Transcribe each record exactly. Include every one.

[Stored items]
────────────────────

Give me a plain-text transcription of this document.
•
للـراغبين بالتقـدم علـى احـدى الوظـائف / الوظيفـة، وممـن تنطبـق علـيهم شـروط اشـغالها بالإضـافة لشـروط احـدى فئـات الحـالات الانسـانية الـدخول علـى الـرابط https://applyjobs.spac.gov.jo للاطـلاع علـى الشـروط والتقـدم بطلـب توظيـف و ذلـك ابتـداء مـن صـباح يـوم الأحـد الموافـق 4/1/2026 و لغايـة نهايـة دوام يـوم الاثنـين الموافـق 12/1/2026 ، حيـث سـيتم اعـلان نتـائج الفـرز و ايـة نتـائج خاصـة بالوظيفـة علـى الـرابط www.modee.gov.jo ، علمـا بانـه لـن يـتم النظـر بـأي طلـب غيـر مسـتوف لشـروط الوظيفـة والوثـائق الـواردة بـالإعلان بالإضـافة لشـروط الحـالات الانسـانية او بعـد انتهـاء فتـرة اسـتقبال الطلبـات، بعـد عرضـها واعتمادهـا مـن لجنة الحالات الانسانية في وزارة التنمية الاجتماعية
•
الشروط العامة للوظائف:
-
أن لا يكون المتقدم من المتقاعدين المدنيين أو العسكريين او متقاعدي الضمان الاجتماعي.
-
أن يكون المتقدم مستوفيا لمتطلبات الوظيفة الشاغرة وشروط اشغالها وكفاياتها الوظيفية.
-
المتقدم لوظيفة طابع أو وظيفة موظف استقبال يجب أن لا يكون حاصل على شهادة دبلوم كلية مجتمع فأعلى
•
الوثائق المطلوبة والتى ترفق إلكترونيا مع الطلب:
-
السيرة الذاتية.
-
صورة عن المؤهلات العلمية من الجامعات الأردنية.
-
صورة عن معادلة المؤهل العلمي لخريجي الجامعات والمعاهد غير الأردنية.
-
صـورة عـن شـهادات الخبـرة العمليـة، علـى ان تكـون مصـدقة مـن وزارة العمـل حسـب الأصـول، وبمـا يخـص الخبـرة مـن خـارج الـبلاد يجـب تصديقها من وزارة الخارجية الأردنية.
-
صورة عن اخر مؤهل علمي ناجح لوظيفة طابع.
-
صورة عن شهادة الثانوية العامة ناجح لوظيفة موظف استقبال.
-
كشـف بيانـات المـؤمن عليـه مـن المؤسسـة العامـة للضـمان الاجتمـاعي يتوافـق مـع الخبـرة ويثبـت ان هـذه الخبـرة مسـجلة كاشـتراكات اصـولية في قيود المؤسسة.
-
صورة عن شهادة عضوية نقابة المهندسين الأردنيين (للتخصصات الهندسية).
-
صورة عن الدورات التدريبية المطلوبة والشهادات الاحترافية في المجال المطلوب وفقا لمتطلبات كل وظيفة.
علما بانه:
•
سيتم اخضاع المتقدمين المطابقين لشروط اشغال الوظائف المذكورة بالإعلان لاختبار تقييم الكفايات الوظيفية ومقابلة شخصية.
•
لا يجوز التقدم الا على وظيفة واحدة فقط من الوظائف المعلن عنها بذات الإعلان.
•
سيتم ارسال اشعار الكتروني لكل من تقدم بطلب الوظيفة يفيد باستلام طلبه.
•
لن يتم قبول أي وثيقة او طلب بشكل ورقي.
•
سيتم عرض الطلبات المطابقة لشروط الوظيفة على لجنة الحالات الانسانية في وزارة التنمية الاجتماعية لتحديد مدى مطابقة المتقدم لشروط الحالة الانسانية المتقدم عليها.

────────────────────

§ TASK SOLUTION:
Give me a plain-text transcription of this document.
•
للـراغبين بالتقـدم علـى احـدى الوظـائف / الوظيفـة، وممـن تنطبـق علـيهم شـروط اشـغالها بالإضـافة لشـروط احـدى فئـات الحـالات الانسـانية الـدخول علـى الـرابط https://applyjobs.spac.gov.jo للاطـلاع علـى الشـروط والتقـدم بطلـب توظيـف و ذلـك ابتـداء مـن صـباح يـوم الأحـد الموافـق 4/1/2026 و لغايـة نهايـة دوام يـوم الاثنـين الموافـق 12/1/2026 ، حيـث سـيتم اعـلان نتـائج الفـرز و ايـة نتـائج خاصـة بالوظيفـة علـى الـرابط www.modee.gov.jo ، علمـا بانـه لـن يـتم النظـر بـأي طلـب غيـر مسـتوف لشـروط الوظيفـة والوثـائق الـواردة بـالإعلان بالإضـافة لشـروط الحـالات الانسـانية او بعـد انتهـاء فتـرة اسـتقبال الطلبـات، بعـد عرضـها واعتمادهـا مـن لجنة الحالات الانسانية في وزارة التنمية الاجتماعية
•
الشروط العامة للوظائف:
-
أن لا يكون المتقدم من المتقاعدين المدنيين أو العسكريين او متقاعدي الضمان الاجتماعي.
-
أن يكون المتقدم مستوفيا لمتطلبات الوظيفة الشاغرة وشروط اشغالها وكفاياتها الوظيفية.
-
المتقدم لوظيفة طابع أو وظيفة موظف استقبال يجب أن لا يكون حاصل على شهادة دبلوم كلية مجتمع فأعلى
•
الوثائق المطلوبة والتى ترفق إلكترونيا مع الطلب:
-
السيرة الذاتية.
-
صورة عن المؤهلات العلمية من الجامعات الأردنية.
-
صورة عن معادلة المؤهل العلمي لخريجي الجامعات والمعاهد غير الأردنية.
-
صـورة عـن شـهادات الخبـرة العمليـة، علـى ان تكـون مصـدقة مـن وزارة العمـل حسـب الأصـول، وبمـا يخـص الخبـرة مـن خـارج الـبلاد يجـب تصديقها من وزارة الخارجية الأردنية.
-
صورة عن اخر مؤهل علمي ناجح لوظيفة طابع.
-
صورة عن شهادة الثانوية العامة ناجح لوظيفة موظف استقبال.
-
كشـف بيانـات المـؤمن عليـه مـن المؤسسـة العامـة للضـمان الاجتمـاعي يتوافـق مـع الخبـرة ويثبـت ان هـذه الخبـرة مسـجلة كاشـتراكات اصـولية في قيود المؤسسة.
-
صورة عن شهادة عضوية نقابة المهندسين الأردنيين (للتخصصات الهندسية).
-
صورة عن الدورات التدريبية المطلوبة والشهادات الاحترافية في المجال المطلوب وفقا لمتطلبات كل وظيفة.
علما بانه:
•
سيتم اخضاع المتقدمين المطابقين لشروط اشغال الوظائف المذكورة بالإعلان لاختبار تقييم الكفايات الوظيفية ومقابلة شخصية.
•
لا يجوز التقدم الا على وظيفة واحدة فقط من الوظائف المعلن عنها بذات الإعلان.
•
سيتم ارسال اشعار الكتروني لكل من تقدم بطلب الوظيفة يفيد باستلام طلبه.
•
لن يتم قبول أي وثيقة او طلب بشكل ورقي.
•
سيتم عرض الطلبات المطابقة لشروط الوظيفة على لجنة الحالات الانسانية في وزارة التنمية الاجتماعية لتحديد مدى مطابقة المتقدم لشروط الحالة الانسانية المتقدم عليها.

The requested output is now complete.